[Entries from a visual dataset]
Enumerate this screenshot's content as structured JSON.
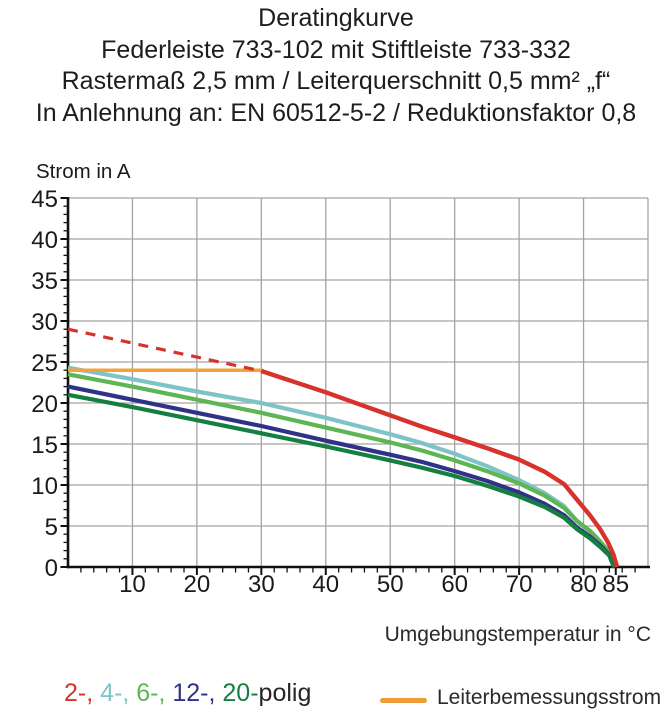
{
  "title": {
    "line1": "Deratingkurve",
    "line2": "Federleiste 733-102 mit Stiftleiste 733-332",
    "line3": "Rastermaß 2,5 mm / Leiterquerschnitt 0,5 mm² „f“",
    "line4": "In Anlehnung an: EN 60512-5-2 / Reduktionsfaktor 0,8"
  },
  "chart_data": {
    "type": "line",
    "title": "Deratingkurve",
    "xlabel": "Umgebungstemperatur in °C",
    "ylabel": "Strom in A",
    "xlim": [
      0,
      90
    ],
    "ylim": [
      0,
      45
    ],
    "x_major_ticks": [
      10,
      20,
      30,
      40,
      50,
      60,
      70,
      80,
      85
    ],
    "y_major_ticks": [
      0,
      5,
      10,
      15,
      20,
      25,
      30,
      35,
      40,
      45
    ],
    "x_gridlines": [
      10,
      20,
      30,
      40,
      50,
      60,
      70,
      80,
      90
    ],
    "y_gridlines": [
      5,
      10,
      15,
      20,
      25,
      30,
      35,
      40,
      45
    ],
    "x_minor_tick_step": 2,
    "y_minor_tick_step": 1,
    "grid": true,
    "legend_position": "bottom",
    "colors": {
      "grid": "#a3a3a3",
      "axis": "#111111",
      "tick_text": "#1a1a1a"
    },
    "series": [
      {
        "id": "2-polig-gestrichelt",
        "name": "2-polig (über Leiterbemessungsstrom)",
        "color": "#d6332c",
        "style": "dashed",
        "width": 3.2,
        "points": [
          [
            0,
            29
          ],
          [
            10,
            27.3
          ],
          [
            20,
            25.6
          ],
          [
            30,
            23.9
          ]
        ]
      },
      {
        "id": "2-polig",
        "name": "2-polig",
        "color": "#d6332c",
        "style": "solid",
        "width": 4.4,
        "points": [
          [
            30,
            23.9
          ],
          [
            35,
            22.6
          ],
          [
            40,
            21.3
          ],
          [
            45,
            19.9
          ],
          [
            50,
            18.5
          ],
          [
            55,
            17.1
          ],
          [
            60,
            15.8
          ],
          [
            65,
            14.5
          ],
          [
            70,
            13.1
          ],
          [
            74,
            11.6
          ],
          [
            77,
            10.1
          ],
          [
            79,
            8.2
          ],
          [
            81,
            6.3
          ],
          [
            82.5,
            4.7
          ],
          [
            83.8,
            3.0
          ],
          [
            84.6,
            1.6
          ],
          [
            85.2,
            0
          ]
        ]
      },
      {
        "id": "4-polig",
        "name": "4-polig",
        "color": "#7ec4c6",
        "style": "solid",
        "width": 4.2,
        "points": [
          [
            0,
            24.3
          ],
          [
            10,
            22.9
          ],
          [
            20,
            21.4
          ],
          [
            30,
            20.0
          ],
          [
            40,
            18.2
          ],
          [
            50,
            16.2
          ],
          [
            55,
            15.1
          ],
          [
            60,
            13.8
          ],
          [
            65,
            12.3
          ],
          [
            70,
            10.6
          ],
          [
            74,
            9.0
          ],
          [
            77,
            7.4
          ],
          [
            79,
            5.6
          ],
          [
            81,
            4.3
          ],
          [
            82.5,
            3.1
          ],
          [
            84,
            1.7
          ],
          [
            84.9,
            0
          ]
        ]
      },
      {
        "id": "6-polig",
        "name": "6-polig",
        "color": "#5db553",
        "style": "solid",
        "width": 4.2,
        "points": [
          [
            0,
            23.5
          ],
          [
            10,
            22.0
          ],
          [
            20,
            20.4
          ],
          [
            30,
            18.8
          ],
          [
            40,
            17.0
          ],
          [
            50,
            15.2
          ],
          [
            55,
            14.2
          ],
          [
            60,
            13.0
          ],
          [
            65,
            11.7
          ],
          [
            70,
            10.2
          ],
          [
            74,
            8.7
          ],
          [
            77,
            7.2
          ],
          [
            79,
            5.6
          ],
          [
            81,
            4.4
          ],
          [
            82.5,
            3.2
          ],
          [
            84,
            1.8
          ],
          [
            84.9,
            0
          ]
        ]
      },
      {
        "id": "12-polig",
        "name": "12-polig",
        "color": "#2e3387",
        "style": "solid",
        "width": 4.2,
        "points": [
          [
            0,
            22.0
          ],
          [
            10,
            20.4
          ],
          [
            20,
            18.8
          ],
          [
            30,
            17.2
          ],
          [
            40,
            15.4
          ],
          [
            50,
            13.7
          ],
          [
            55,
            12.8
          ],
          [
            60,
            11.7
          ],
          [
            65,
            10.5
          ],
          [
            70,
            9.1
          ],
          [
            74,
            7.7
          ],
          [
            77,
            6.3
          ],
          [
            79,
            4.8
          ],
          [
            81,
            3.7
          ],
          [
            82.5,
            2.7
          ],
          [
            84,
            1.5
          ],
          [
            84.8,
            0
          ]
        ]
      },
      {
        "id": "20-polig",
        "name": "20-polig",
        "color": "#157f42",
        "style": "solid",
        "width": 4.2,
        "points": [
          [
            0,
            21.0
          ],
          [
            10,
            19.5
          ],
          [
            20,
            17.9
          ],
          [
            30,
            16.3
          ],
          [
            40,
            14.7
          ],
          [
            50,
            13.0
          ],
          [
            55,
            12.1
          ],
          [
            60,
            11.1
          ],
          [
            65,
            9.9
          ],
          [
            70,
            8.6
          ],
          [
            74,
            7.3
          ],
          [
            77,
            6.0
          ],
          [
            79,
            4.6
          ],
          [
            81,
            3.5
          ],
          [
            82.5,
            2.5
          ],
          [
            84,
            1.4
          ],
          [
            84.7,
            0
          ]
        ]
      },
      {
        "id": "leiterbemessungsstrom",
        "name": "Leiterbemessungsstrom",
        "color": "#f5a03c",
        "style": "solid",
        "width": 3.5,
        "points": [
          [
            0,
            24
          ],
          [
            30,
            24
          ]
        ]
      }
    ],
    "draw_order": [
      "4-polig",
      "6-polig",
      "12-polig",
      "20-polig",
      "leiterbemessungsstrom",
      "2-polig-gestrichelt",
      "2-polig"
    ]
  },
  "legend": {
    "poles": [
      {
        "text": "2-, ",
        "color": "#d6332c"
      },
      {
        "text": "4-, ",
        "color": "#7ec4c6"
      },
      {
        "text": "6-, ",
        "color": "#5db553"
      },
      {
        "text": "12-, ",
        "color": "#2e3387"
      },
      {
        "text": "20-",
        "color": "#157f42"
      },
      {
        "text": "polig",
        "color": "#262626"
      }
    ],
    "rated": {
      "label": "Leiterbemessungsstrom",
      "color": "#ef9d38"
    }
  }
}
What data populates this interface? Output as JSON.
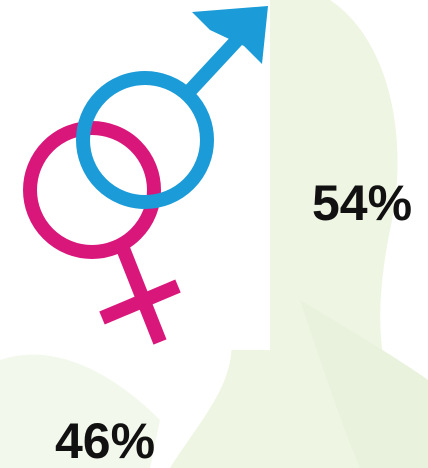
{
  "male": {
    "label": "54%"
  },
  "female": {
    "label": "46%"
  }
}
--
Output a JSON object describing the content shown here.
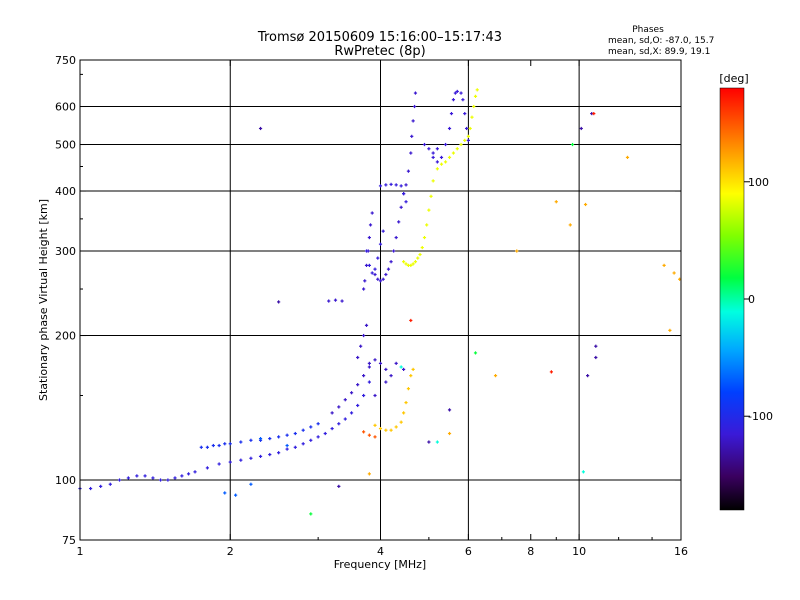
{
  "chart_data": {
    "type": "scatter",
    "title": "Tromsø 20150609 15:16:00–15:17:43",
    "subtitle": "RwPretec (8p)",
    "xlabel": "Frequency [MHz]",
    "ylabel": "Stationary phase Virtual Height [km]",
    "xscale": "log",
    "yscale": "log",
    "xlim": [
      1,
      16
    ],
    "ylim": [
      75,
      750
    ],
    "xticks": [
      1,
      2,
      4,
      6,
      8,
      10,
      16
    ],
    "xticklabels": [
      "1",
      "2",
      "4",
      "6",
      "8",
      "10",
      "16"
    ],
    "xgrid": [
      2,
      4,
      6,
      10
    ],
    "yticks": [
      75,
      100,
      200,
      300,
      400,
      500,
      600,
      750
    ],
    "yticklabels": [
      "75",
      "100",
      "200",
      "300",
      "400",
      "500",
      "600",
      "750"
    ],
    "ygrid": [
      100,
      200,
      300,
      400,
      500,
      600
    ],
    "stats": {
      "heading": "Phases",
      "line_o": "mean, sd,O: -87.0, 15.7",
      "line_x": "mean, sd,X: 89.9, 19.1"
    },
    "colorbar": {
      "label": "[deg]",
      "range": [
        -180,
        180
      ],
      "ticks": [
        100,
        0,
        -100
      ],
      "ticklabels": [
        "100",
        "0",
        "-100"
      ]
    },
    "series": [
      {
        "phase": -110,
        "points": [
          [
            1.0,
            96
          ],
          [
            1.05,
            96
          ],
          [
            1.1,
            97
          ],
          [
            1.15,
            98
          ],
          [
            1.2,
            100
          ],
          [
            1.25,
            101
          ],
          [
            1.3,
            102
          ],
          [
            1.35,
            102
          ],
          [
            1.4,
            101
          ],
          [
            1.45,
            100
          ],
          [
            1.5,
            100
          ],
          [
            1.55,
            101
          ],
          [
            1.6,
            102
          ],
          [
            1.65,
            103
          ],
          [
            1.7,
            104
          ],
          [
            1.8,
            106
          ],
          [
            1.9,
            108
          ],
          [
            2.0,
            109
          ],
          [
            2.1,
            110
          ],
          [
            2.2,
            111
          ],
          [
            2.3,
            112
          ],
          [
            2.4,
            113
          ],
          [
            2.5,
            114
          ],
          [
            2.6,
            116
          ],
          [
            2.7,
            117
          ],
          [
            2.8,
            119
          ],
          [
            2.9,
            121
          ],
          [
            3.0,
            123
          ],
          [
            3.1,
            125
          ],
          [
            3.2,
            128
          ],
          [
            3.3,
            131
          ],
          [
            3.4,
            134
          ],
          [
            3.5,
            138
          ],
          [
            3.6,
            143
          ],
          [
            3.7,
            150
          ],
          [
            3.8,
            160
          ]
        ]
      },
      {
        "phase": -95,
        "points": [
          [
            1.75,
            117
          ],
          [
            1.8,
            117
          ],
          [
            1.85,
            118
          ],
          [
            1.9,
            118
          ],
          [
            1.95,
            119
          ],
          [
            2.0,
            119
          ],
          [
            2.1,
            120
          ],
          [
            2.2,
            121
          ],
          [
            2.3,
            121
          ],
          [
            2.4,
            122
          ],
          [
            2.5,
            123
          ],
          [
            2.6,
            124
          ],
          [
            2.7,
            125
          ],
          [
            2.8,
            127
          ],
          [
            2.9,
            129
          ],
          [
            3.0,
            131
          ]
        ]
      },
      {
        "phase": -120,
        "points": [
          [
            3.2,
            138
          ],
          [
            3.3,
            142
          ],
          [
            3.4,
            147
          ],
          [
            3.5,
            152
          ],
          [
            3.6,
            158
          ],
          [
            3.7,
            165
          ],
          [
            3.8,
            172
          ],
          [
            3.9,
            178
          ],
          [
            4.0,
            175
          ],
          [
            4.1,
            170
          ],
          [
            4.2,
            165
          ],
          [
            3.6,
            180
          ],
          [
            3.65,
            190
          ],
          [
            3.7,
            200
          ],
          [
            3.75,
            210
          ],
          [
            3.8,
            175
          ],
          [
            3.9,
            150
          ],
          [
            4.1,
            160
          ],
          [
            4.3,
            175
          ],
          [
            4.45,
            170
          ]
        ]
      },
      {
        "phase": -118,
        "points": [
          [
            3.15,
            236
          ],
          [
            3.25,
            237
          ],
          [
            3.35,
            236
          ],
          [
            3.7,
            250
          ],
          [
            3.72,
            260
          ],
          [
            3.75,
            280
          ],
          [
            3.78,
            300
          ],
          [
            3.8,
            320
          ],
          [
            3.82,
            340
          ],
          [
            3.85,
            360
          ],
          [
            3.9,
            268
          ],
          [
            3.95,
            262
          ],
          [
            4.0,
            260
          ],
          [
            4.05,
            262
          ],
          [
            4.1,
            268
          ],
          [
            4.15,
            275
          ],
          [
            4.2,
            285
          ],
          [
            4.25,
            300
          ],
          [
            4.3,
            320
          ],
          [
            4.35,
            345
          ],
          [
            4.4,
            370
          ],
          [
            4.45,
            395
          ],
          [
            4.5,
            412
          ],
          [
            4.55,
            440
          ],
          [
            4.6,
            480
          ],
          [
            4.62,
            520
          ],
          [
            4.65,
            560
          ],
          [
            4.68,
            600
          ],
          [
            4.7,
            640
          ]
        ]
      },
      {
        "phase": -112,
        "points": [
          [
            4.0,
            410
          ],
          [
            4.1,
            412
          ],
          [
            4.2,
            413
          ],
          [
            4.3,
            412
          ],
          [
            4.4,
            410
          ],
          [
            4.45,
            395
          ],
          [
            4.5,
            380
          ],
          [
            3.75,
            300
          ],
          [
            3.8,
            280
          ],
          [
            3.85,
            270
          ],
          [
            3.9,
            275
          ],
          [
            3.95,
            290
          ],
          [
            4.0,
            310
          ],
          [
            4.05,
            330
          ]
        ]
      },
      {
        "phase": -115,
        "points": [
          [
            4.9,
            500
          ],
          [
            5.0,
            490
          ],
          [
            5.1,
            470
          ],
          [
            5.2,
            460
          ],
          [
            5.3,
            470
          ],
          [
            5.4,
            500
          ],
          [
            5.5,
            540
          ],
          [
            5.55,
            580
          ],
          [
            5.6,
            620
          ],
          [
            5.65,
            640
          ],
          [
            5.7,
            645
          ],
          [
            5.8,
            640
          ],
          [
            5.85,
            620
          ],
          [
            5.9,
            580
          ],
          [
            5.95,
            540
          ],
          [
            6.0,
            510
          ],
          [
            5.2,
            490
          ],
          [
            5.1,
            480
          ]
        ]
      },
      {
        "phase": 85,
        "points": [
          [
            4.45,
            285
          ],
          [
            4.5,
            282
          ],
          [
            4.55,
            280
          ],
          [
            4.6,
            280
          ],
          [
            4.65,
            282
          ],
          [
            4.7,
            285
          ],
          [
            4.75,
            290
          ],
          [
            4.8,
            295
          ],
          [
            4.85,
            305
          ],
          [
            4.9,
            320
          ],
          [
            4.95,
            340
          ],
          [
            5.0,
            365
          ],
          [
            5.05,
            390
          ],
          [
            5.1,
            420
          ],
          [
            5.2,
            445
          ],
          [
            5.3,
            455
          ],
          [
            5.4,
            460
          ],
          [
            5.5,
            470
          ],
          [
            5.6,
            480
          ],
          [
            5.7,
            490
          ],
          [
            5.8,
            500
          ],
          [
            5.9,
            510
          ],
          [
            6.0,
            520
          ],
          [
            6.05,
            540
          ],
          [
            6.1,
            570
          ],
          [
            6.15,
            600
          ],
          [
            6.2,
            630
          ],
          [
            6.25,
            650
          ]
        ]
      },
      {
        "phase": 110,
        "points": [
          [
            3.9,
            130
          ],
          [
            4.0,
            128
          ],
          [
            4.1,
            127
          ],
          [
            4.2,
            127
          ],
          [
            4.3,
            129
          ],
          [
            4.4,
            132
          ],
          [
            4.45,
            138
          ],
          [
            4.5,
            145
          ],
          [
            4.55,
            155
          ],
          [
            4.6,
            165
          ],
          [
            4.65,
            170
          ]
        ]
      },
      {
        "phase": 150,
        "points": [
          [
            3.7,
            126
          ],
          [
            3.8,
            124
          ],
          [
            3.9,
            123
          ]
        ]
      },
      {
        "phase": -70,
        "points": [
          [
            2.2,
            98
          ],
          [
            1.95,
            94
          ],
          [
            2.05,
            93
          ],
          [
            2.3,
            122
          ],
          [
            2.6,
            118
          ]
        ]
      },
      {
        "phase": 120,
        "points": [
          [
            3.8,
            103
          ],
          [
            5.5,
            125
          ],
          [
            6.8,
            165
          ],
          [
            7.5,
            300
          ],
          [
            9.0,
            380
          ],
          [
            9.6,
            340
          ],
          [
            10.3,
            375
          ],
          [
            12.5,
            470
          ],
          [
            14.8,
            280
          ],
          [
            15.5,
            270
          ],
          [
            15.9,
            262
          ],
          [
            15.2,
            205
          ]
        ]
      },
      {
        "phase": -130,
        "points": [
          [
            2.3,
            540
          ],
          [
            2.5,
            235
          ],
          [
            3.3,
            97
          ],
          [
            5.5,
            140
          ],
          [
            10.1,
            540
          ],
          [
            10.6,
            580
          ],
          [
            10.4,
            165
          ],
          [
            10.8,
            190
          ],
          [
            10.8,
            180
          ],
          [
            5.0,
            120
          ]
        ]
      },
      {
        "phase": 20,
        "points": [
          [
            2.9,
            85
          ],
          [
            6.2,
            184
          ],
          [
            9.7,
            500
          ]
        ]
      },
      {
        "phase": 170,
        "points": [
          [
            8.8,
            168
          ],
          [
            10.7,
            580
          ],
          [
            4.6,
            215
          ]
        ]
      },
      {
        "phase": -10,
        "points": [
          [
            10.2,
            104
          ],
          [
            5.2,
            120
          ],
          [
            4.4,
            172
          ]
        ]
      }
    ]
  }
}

• WORK REQUIRED
Copy all lines from the material that hold "content".

• ANSWER FOR THIS EXERCISE
Enumerate this screenshot's content as structured JSON.
Output a JSON object describing the content shown here.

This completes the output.